### AIM
Copy everything in the data below exactly except the pictures.

### DATASET CONTENT
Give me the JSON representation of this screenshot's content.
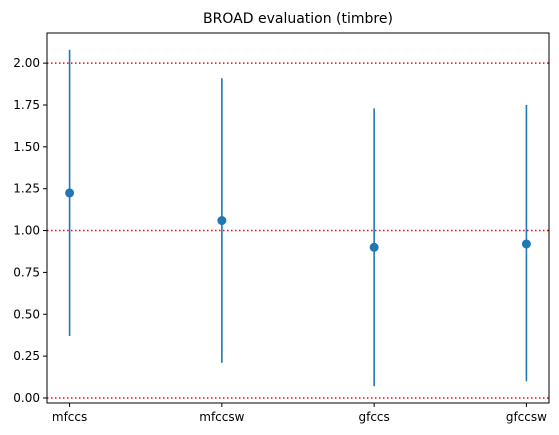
{
  "chart_data": {
    "type": "scatter",
    "title": "BROAD evaluation (timbre)",
    "xlabel": "",
    "ylabel": "",
    "categories": [
      "mfccs",
      "mfccsw",
      "gfccs",
      "gfccsw"
    ],
    "series": [
      {
        "values": [
          1.225,
          1.06,
          0.9,
          0.92
        ],
        "error_low": [
          0.37,
          0.21,
          0.07,
          0.1
        ],
        "error_high": [
          2.08,
          1.91,
          1.73,
          1.75
        ],
        "color": "#1f77b4"
      }
    ],
    "reference_lines": [
      {
        "y": 0.0,
        "color": "#ff0000",
        "style": "dotted"
      },
      {
        "y": 1.0,
        "color": "#ff0000",
        "style": "dotted"
      },
      {
        "y": 2.0,
        "color": "#ff0000",
        "style": "dotted"
      }
    ],
    "ylim": [
      -0.03,
      2.18
    ],
    "yticks": [
      0.0,
      0.25,
      0.5,
      0.75,
      1.0,
      1.25,
      1.5,
      1.75,
      2.0
    ],
    "ytick_labels": [
      "0.00",
      "0.25",
      "0.50",
      "0.75",
      "1.00",
      "1.25",
      "1.50",
      "1.75",
      "2.00"
    ],
    "grid": false
  }
}
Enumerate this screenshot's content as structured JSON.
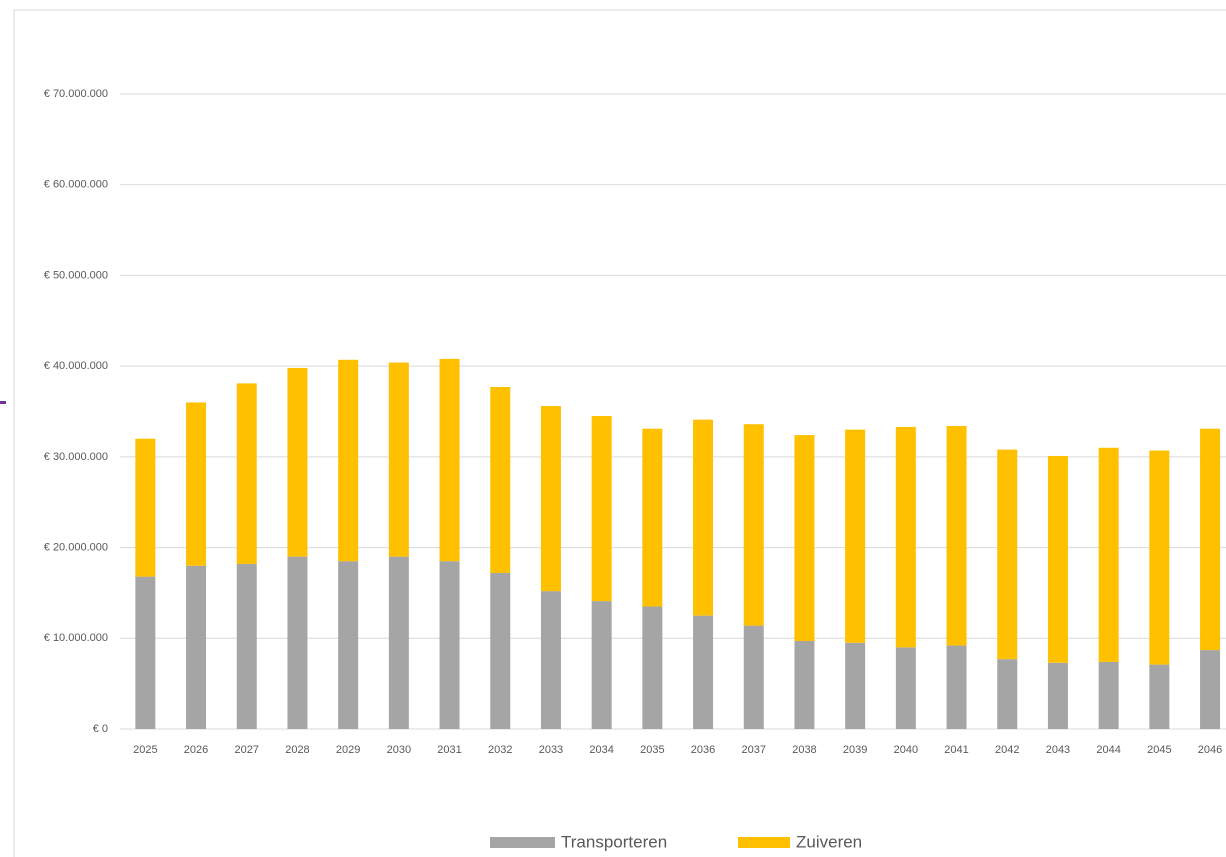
{
  "chart_data": {
    "type": "stacked_bar",
    "categories": [
      "2025",
      "2026",
      "2027",
      "2028",
      "2029",
      "2030",
      "2031",
      "2032",
      "2033",
      "2034",
      "2035",
      "2036",
      "2037",
      "2038",
      "2039",
      "2040",
      "2041",
      "2042",
      "2043",
      "2044",
      "2045",
      "2046"
    ],
    "series": [
      {
        "name": "Transporteren",
        "color": "#a5a5a5",
        "values": [
          16800000,
          18000000,
          18200000,
          19000000,
          18500000,
          19000000,
          18500000,
          17200000,
          15200000,
          14100000,
          13500000,
          12500000,
          11400000,
          9700000,
          9500000,
          9000000,
          9200000,
          7700000,
          7300000,
          7400000,
          7100000,
          8700000
        ]
      },
      {
        "name": "Zuiveren",
        "color": "#ffc000",
        "values": [
          15200000,
          18000000,
          19900000,
          20800000,
          22200000,
          21400000,
          22300000,
          20500000,
          20400000,
          20400000,
          19600000,
          21600000,
          22200000,
          22700000,
          23500000,
          24300000,
          24200000,
          23100000,
          22800000,
          23600000,
          23600000,
          24400000
        ]
      }
    ],
    "ylim": [
      0,
      70000000
    ],
    "yticks": [
      {
        "value": 0,
        "label": "€ 0"
      },
      {
        "value": 10000000,
        "label": "€ 10.000.000"
      },
      {
        "value": 20000000,
        "label": "€ 20.000.000"
      },
      {
        "value": 30000000,
        "label": "€ 30.000.000"
      },
      {
        "value": 40000000,
        "label": "€ 40.000.000"
      },
      {
        "value": 50000000,
        "label": "€ 50.000.000"
      },
      {
        "value": 60000000,
        "label": "€ 60.000.000"
      },
      {
        "value": 70000000,
        "label": "€ 70.000.000"
      }
    ],
    "grid": true,
    "legend": "bottom"
  }
}
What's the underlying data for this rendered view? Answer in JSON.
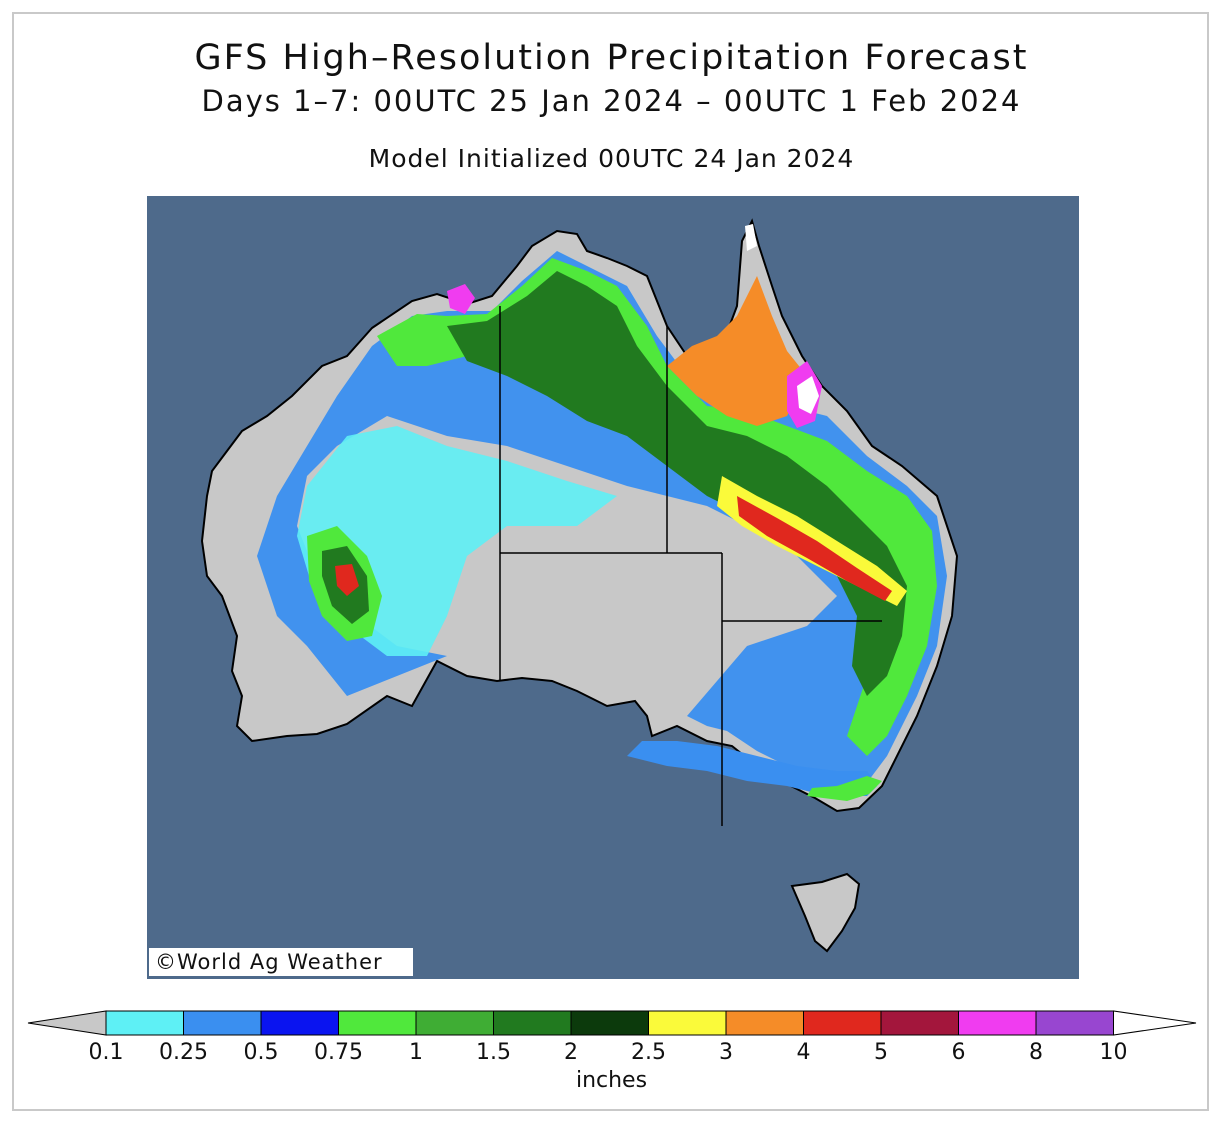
{
  "title": {
    "line1": "GFS High–Resolution Precipitation Forecast",
    "line2": "Days 1–7: 00UTC 25 Jan 2024 – 00UTC 1 Feb 2024",
    "line3": "Model Initialized 00UTC 24 Jan 2024"
  },
  "credit": "©World Ag Weather",
  "colors": {
    "ocean": "#4e6a8b",
    "land_dry": "#c8c8c8",
    "coast": "#000000"
  },
  "legend": {
    "unit": "inches",
    "bins": [
      {
        "label": "0.1",
        "color": "#c8c8c8"
      },
      {
        "label": "0.25",
        "color": "#5ef0f5"
      },
      {
        "label": "0.5",
        "color": "#3a8ff0"
      },
      {
        "label": "0.75",
        "color": "#0a14f0"
      },
      {
        "label": "1",
        "color": "#50e83c"
      },
      {
        "label": "1.5",
        "color": "#3fad34"
      },
      {
        "label": "2",
        "color": "#217a1f"
      },
      {
        "label": "2.5",
        "color": "#0c3a0c"
      },
      {
        "label": "3",
        "color": "#fafa3a"
      },
      {
        "label": "4",
        "color": "#f58c28"
      },
      {
        "label": "5",
        "color": "#e0281e"
      },
      {
        "label": "6",
        "color": "#a3163c"
      },
      {
        "label": "8",
        "color": "#f03cf0"
      },
      {
        "label": "10",
        "color": "#9846d0"
      }
    ],
    "over_color": "#ffffff"
  }
}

### EXERCISE RESPONSE
Give me the JSON representation of this screenshot's content.
{
  "chart_data": {
    "type": "scatter",
    "title": "BROAD evaluation (timbre)",
    "xlabel": "",
    "ylabel": "",
    "categories": [
      "mfccs",
      "mfccsw",
      "gfccs",
      "gfccsw"
    ],
    "series": [
      {
        "values": [
          1.225,
          1.06,
          0.9,
          0.92
        ],
        "error_low": [
          0.37,
          0.21,
          0.07,
          0.1
        ],
        "error_high": [
          2.08,
          1.91,
          1.73,
          1.75
        ],
        "color": "#1f77b4"
      }
    ],
    "reference_lines": [
      {
        "y": 0.0,
        "color": "#ff0000",
        "style": "dotted"
      },
      {
        "y": 1.0,
        "color": "#ff0000",
        "style": "dotted"
      },
      {
        "y": 2.0,
        "color": "#ff0000",
        "style": "dotted"
      }
    ],
    "ylim": [
      -0.03,
      2.18
    ],
    "yticks": [
      0.0,
      0.25,
      0.5,
      0.75,
      1.0,
      1.25,
      1.5,
      1.75,
      2.0
    ],
    "ytick_labels": [
      "0.00",
      "0.25",
      "0.50",
      "0.75",
      "1.00",
      "1.25",
      "1.50",
      "1.75",
      "2.00"
    ],
    "grid": false
  }
}
Enumerate this screenshot's content as structured JSON.
{
  "chart_data": {
    "type": "stacked_bar",
    "categories": [
      "2025",
      "2026",
      "2027",
      "2028",
      "2029",
      "2030",
      "2031",
      "2032",
      "2033",
      "2034",
      "2035",
      "2036",
      "2037",
      "2038",
      "2039",
      "2040",
      "2041",
      "2042",
      "2043",
      "2044",
      "2045",
      "2046"
    ],
    "series": [
      {
        "name": "Transporteren",
        "color": "#a5a5a5",
        "values": [
          16800000,
          18000000,
          18200000,
          19000000,
          18500000,
          19000000,
          18500000,
          17200000,
          15200000,
          14100000,
          13500000,
          12500000,
          11400000,
          9700000,
          9500000,
          9000000,
          9200000,
          7700000,
          7300000,
          7400000,
          7100000,
          8700000
        ]
      },
      {
        "name": "Zuiveren",
        "color": "#ffc000",
        "values": [
          15200000,
          18000000,
          19900000,
          20800000,
          22200000,
          21400000,
          22300000,
          20500000,
          20400000,
          20400000,
          19600000,
          21600000,
          22200000,
          22700000,
          23500000,
          24300000,
          24200000,
          23100000,
          22800000,
          23600000,
          23600000,
          24400000
        ]
      }
    ],
    "ylim": [
      0,
      70000000
    ],
    "yticks": [
      {
        "value": 0,
        "label": "€ 0"
      },
      {
        "value": 10000000,
        "label": "€ 10.000.000"
      },
      {
        "value": 20000000,
        "label": "€ 20.000.000"
      },
      {
        "value": 30000000,
        "label": "€ 30.000.000"
      },
      {
        "value": 40000000,
        "label": "€ 40.000.000"
      },
      {
        "value": 50000000,
        "label": "€ 50.000.000"
      },
      {
        "value": 60000000,
        "label": "€ 60.000.000"
      },
      {
        "value": 70000000,
        "label": "€ 70.000.000"
      }
    ],
    "grid": true,
    "legend": "bottom"
  }
}
What's the underlying data for this rendered view? Answer in JSON.
{
  "title": {
    "line1": "GFS High–Resolution Precipitation Forecast",
    "line2": "Days 1–7: 00UTC 25 Jan 2024 – 00UTC 1 Feb 2024",
    "line3": "Model Initialized 00UTC 24 Jan 2024"
  },
  "credit": "©World Ag Weather",
  "colors": {
    "ocean": "#4e6a8b",
    "land_dry": "#c8c8c8",
    "coast": "#000000"
  },
  "legend": {
    "unit": "inches",
    "bins": [
      {
        "label": "0.1",
        "color": "#c8c8c8"
      },
      {
        "label": "0.25",
        "color": "#5ef0f5"
      },
      {
        "label": "0.5",
        "color": "#3a8ff0"
      },
      {
        "label": "0.75",
        "color": "#0a14f0"
      },
      {
        "label": "1",
        "color": "#50e83c"
      },
      {
        "label": "1.5",
        "color": "#3fad34"
      },
      {
        "label": "2",
        "color": "#217a1f"
      },
      {
        "label": "2.5",
        "color": "#0c3a0c"
      },
      {
        "label": "3",
        "color": "#fafa3a"
      },
      {
        "label": "4",
        "color": "#f58c28"
      },
      {
        "label": "5",
        "color": "#e0281e"
      },
      {
        "label": "6",
        "color": "#a3163c"
      },
      {
        "label": "8",
        "color": "#f03cf0"
      },
      {
        "label": "10",
        "color": "#9846d0"
      }
    ],
    "over_color": "#ffffff"
  }
}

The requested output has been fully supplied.